• **Goal**
Retype the records below exactly as they appear, but leave out any pictures.

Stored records
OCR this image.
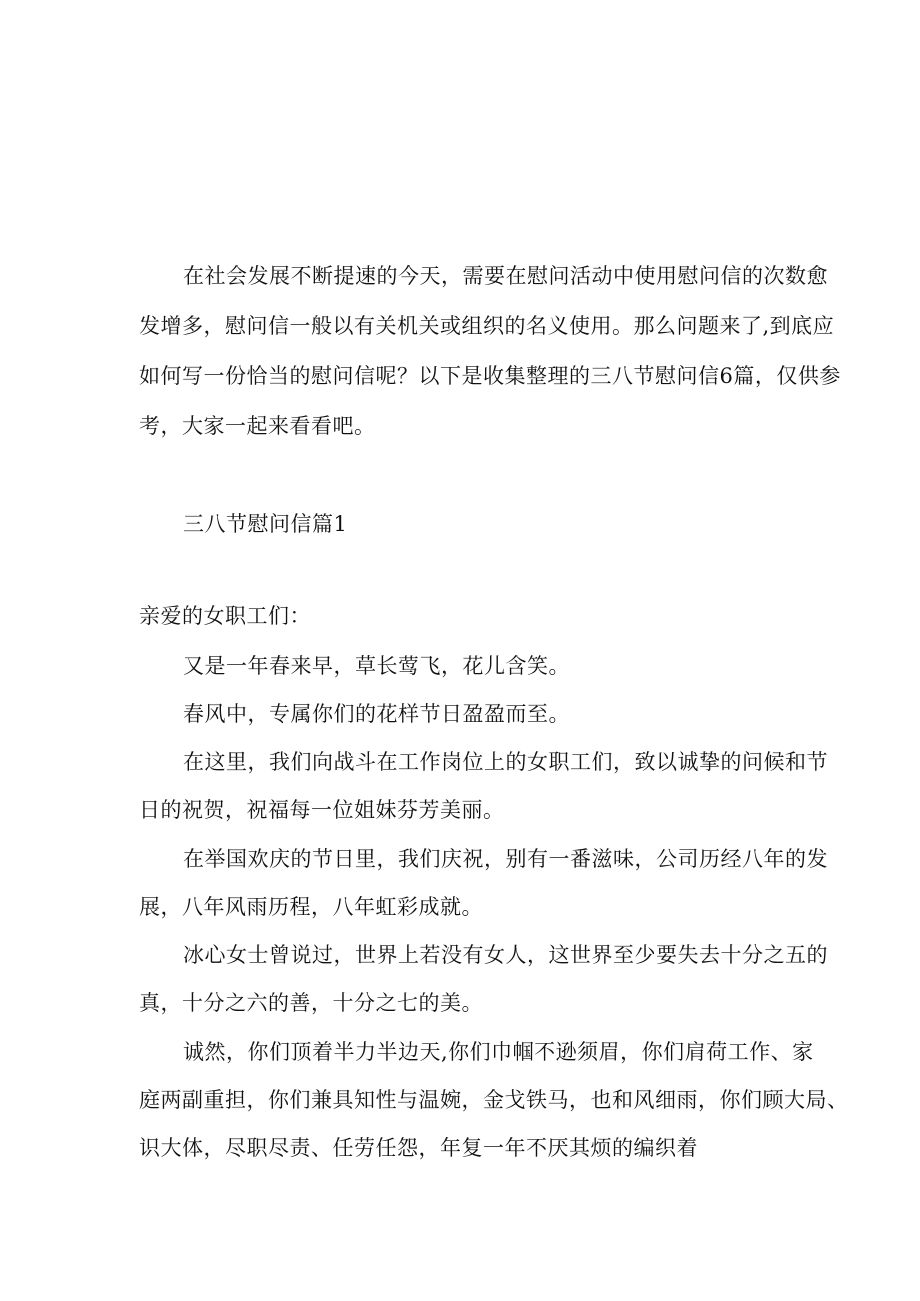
在社会发展不断提速的今天，需要在慰问活动中使用慰问信的次数愈

发增多，慰问信一般以有关机关或组织的名义使用。那么问题来了,到底应

如何写一份恰当的慰问信呢？以下是收集整理的三八节慰问信6篇，仅供参

考，大家一起来看看吧。

三八节慰问信篇1

亲爱的女职工们：

又是一年春来早，草长莺飞，花儿含笑。

春风中，专属你们的花样节日盈盈而至。

在这里，我们向战斗在工作岗位上的女职工们，致以诚挚的问候和节

日的祝贺，祝福每一位姐妹芬芳美丽。

在举国欢庆的节日里，我们庆祝，别有一番滋味，公司历经八年的发

展，八年风雨历程，八年虹彩成就。

冰心女士曾说过，世界上若没有女人，这世界至少要失去十分之五的

真，十分之六的善，十分之七的美。

诚然，你们顶着半力半边天,你们巾帼不逊须眉，你们肩荷工作、家

庭两副重担，你们兼具知性与温婉，金戈铁马，也和风细雨，你们顾大局、

识大体，尽职尽责、任劳任怨，年复一年不厌其烦的编织着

• **Exercise result**
OCR this image.
在社会发展不断提速的今天，需要在慰问活动中使用慰问信的次数愈

发增多，慰问信一般以有关机关或组织的名义使用。那么问题来了,到底应

如何写一份恰当的慰问信呢？以下是收集整理的三八节慰问信6篇，仅供参

考，大家一起来看看吧。

三八节慰问信篇1

亲爱的女职工们：

又是一年春来早，草长莺飞，花儿含笑。

春风中，专属你们的花样节日盈盈而至。

在这里，我们向战斗在工作岗位上的女职工们，致以诚挚的问候和节

日的祝贺，祝福每一位姐妹芬芳美丽。

在举国欢庆的节日里，我们庆祝，别有一番滋味，公司历经八年的发

展，八年风雨历程，八年虹彩成就。

冰心女士曾说过，世界上若没有女人，这世界至少要失去十分之五的

真，十分之六的善，十分之七的美。

诚然，你们顶着半力半边天,你们巾帼不逊须眉，你们肩荷工作、家

庭两副重担，你们兼具知性与温婉，金戈铁马，也和风细雨，你们顾大局、

识大体，尽职尽责、任劳任怨，年复一年不厌其烦的编织着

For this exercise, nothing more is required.